Quote the whole listing verbatim.
━━━ RECORDS TO PROCESS
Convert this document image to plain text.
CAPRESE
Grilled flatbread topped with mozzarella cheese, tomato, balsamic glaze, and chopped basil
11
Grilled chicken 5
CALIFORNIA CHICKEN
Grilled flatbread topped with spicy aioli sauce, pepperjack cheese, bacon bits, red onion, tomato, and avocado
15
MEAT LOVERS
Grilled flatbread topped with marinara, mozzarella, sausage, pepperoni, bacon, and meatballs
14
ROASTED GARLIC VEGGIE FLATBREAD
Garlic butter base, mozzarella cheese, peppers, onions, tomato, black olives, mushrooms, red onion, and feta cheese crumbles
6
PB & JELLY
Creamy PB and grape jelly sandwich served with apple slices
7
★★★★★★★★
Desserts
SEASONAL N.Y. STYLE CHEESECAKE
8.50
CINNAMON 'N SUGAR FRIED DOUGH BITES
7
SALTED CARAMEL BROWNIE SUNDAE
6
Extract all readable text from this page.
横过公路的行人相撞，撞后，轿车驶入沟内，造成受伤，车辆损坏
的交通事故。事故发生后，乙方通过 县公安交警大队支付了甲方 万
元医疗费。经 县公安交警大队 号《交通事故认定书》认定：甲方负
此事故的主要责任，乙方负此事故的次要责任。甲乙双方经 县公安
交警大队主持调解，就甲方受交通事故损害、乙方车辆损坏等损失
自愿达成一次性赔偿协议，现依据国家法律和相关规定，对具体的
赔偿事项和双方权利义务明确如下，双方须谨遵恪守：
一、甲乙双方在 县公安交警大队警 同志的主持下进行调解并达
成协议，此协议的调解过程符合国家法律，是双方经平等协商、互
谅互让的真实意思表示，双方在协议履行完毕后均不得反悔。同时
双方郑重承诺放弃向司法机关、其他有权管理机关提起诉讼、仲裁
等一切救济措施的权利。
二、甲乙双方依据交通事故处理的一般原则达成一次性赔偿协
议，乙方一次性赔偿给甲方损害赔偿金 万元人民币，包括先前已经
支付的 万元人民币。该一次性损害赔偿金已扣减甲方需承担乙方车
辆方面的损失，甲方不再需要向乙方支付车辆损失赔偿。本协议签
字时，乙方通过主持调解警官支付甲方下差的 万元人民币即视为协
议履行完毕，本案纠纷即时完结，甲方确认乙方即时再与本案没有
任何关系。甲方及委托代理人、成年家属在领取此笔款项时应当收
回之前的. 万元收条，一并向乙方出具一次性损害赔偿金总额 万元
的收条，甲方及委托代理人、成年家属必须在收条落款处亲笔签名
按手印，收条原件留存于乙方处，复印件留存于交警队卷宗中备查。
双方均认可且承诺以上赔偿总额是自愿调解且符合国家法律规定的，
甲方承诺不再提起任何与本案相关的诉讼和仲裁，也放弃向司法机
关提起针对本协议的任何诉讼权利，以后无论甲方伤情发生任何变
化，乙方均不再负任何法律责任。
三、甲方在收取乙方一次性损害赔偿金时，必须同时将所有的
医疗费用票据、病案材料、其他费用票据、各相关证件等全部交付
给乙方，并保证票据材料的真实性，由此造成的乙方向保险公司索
━━━━━━
SOLVED PROBLEM:
Convert this document image to plain text.
CAPRESE
Grilled flatbread topped with mozzarella cheese, tomato, balsamic glaze, and chopped basil
11
Grilled chicken 5
CALIFORNIA CHICKEN
Grilled flatbread topped with spicy aioli sauce, pepperjack cheese, bacon bits, red onion, tomato, and avocado
15
MEAT LOVERS
Grilled flatbread topped with marinara, mozzarella, sausage, pepperoni, bacon, and meatballs
14
ROASTED GARLIC VEGGIE FLATBREAD
Garlic butter base, mozzarella cheese, peppers, onions, tomato, black olives, mushrooms, red onion, and feta cheese crumbles
6
PB & JELLY
Creamy PB and grape jelly sandwich served with apple slices
7
★★★★★★★★
Desserts
SEASONAL N.Y. STYLE CHEESECAKE
8.50
CINNAMON 'N SUGAR FRIED DOUGH BITES
7
SALTED CARAMEL BROWNIE SUNDAE
6
Extract all readable text from this page.
横过公路的行人相撞，撞后，轿车驶入沟内，造成受伤，车辆损坏
的交通事故。事故发生后，乙方通过 县公安交警大队支付了甲方 万
元医疗费。经 县公安交警大队 号《交通事故认定书》认定：甲方负
此事故的主要责任，乙方负此事故的次要责任。甲乙双方经 县公安
交警大队主持调解，就甲方受交通事故损害、乙方车辆损坏等损失
自愿达成一次性赔偿协议，现依据国家法律和相关规定，对具体的
赔偿事项和双方权利义务明确如下，双方须谨遵恪守：
一、甲乙双方在 县公安交警大队警 同志的主持下进行调解并达
成协议，此协议的调解过程符合国家法律，是双方经平等协商、互
谅互让的真实意思表示，双方在协议履行完毕后均不得反悔。同时
双方郑重承诺放弃向司法机关、其他有权管理机关提起诉讼、仲裁
等一切救济措施的权利。
二、甲乙双方依据交通事故处理的一般原则达成一次性赔偿协
议，乙方一次性赔偿给甲方损害赔偿金 万元人民币，包括先前已经
支付的 万元人民币。该一次性损害赔偿金已扣减甲方需承担乙方车
辆方面的损失，甲方不再需要向乙方支付车辆损失赔偿。本协议签
字时，乙方通过主持调解警官支付甲方下差的 万元人民币即视为协
议履行完毕，本案纠纷即时完结，甲方确认乙方即时再与本案没有
任何关系。甲方及委托代理人、成年家属在领取此笔款项时应当收
回之前的. 万元收条，一并向乙方出具一次性损害赔偿金总额 万元
的收条，甲方及委托代理人、成年家属必须在收条落款处亲笔签名
按手印，收条原件留存于乙方处，复印件留存于交警队卷宗中备查。
双方均认可且承诺以上赔偿总额是自愿调解且符合国家法律规定的，
甲方承诺不再提起任何与本案相关的诉讼和仲裁，也放弃向司法机
关提起针对本协议的任何诉讼权利，以后无论甲方伤情发生任何变
化，乙方均不再负任何法律责任。
三、甲方在收取乙方一次性损害赔偿金时，必须同时将所有的
医疗费用票据、病案材料、其他费用票据、各相关证件等全部交付
给乙方，并保证票据材料的真实性，由此造成的乙方向保险公司索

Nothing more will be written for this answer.